» **Task statement**: Reproduce all of the data below without alteration; exclude every picture.

== Data listing ==

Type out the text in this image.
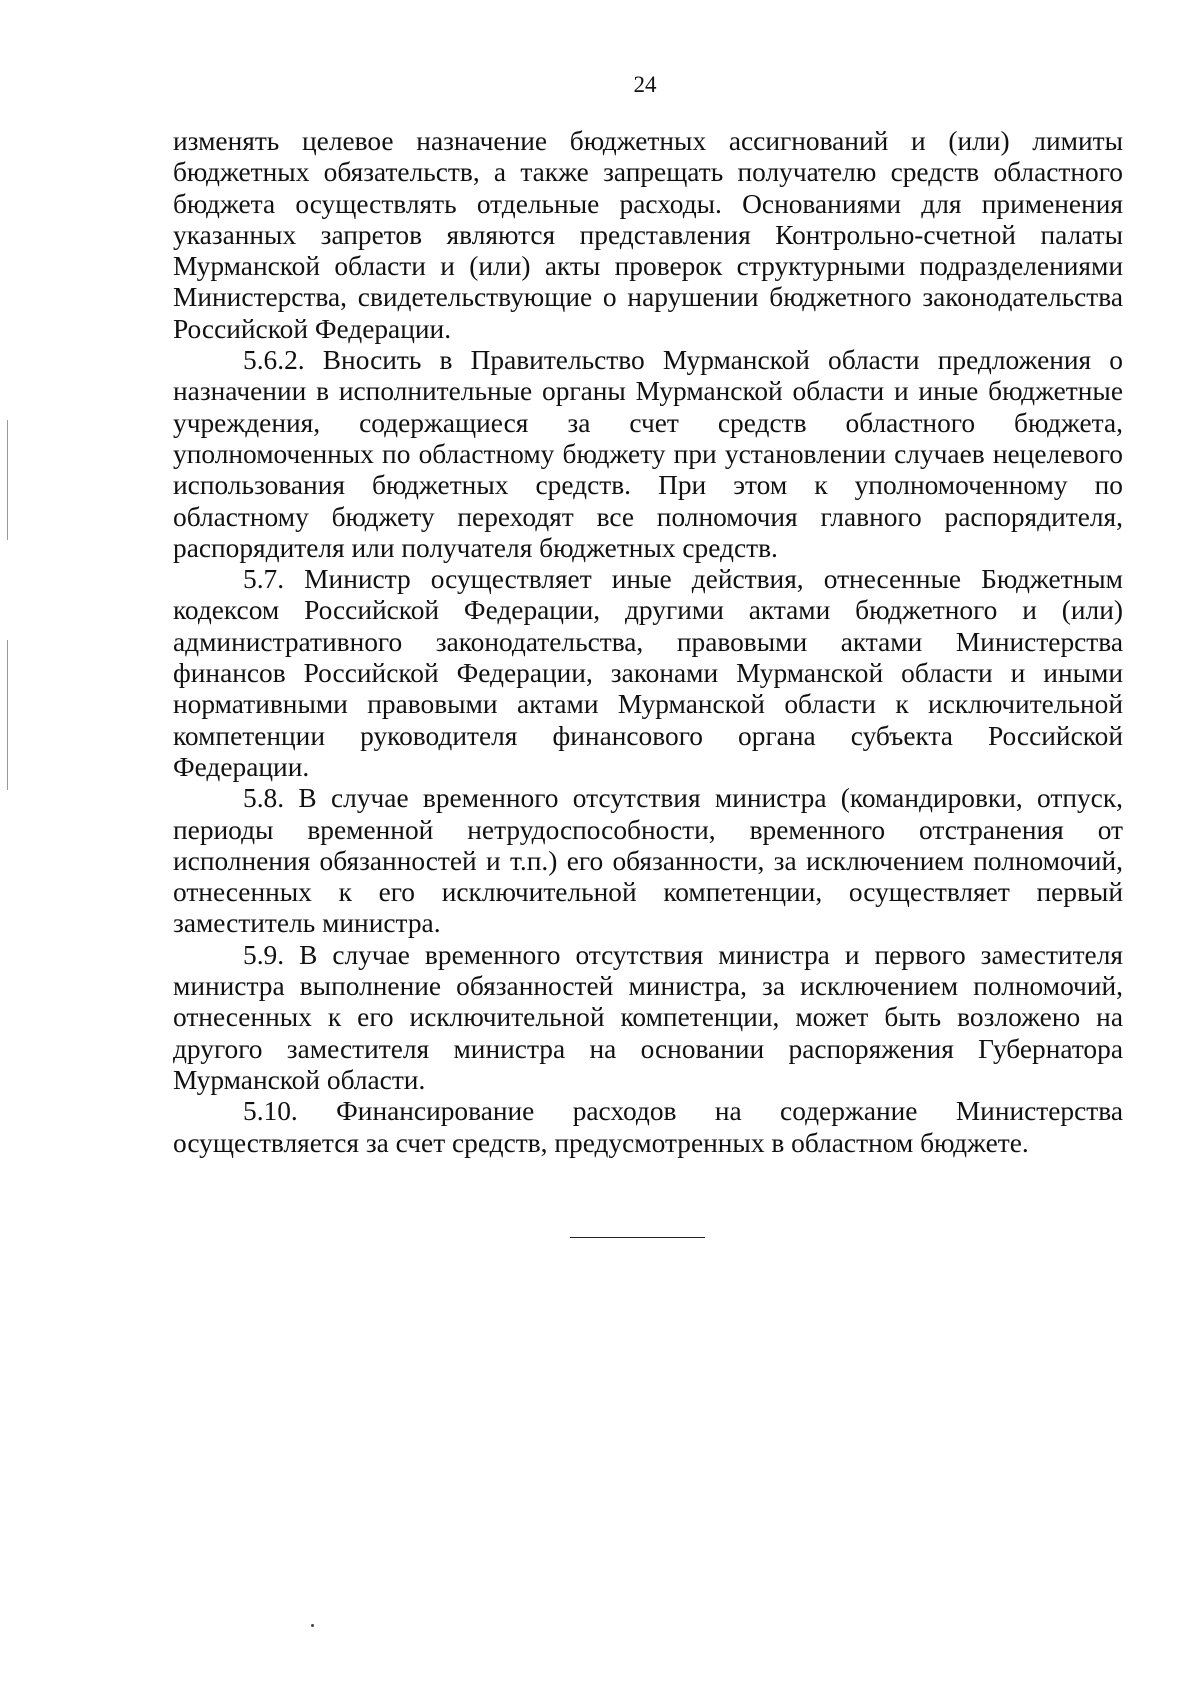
24

изменять целевое назначение бюджетных ассигнований и (или) лимиты бюджетных обязательств, а также запрещать получателю средств областного бюджета осуществлять отдельные расходы. Основаниями для применения указанных запретов являются представления Контрольно-счетной палаты Мурманской области и (или) акты проверок структурными подразделениями Министерства, свидетельствующие о нарушении бюджетного законодательства Российской Федерации.

5.6.2. Вносить в Правительство Мурманской области предложения о назначении в исполнительные органы Мурманской области и иные бюджетные учреждения, содержащиеся за счет средств областного бюджета, уполномоченных по областному бюджету при установлении случаев нецелевого использования бюджетных средств. При этом к уполномоченному по областному бюджету переходят все полномочия главного распорядителя, распорядителя или получателя бюджетных средств.

5.7. Министр осуществляет иные действия, отнесенные Бюджетным кодексом Российской Федерации, другими актами бюджетного и (или) административного законодательства, правовыми актами Министерства финансов Российской Федерации, законами Мурманской области и иными нормативными правовыми актами Мурманской области к исключительной компетенции руководителя финансового органа субъекта Российской Федерации.

5.8. В случае временного отсутствия министра (командировки, отпуск, периоды временной нетрудоспособности, временного отстранения от исполнения обязанностей и т.п.) его обязанности, за исключением полномочий, отнесенных к его исключительной компетенции, осуществляет первый заместитель министра.

5.9. В случае временного отсутствия министра и первого заместителя министра выполнение обязанностей министра, за исключением полномочий, отнесенных к его исключительной компетенции, может быть возложено на другого заместителя министра на основании распоряжения Губернатора Мурманской области.

5.10. Финансирование расходов на содержание Министерства осуществляется за счет средств, предусмотренных в областном бюджете.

===

» **Solution for this problem**:
Type out the text in this image.
24

изменять целевое назначение бюджетных ассигнований и (или) лимиты бюджетных обязательств, а также запрещать получателю средств областного бюджета осуществлять отдельные расходы. Основаниями для применения указанных запретов являются представления Контрольно-счетной палаты Мурманской области и (или) акты проверок структурными подразделениями Министерства, свидетельствующие о нарушении бюджетного законодательства Российской Федерации.

5.6.2. Вносить в Правительство Мурманской области предложения о назначении в исполнительные органы Мурманской области и иные бюджетные учреждения, содержащиеся за счет средств областного бюджета, уполномоченных по областному бюджету при установлении случаев нецелевого использования бюджетных средств. При этом к уполномоченному по областному бюджету переходят все полномочия главного распорядителя, распорядителя или получателя бюджетных средств.

5.7. Министр осуществляет иные действия, отнесенные Бюджетным кодексом Российской Федерации, другими актами бюджетного и (или) административного законодательства, правовыми актами Министерства финансов Российской Федерации, законами Мурманской области и иными нормативными правовыми актами Мурманской области к исключительной компетенции руководителя финансового органа субъекта Российской Федерации.

5.8. В случае временного отсутствия министра (командировки, отпуск, периоды временной нетрудоспособности, временного отстранения от исполнения обязанностей и т.п.) его обязанности, за исключением полномочий, отнесенных к его исключительной компетенции, осуществляет первый заместитель министра.

5.9. В случае временного отсутствия министра и первого заместителя министра выполнение обязанностей министра, за исключением полномочий, отнесенных к его исключительной компетенции, может быть возложено на другого заместителя министра на основании распоряжения Губернатора Мурманской области.

5.10. Финансирование расходов на содержание Министерства осуществляется за счет средств, предусмотренных в областном бюджете.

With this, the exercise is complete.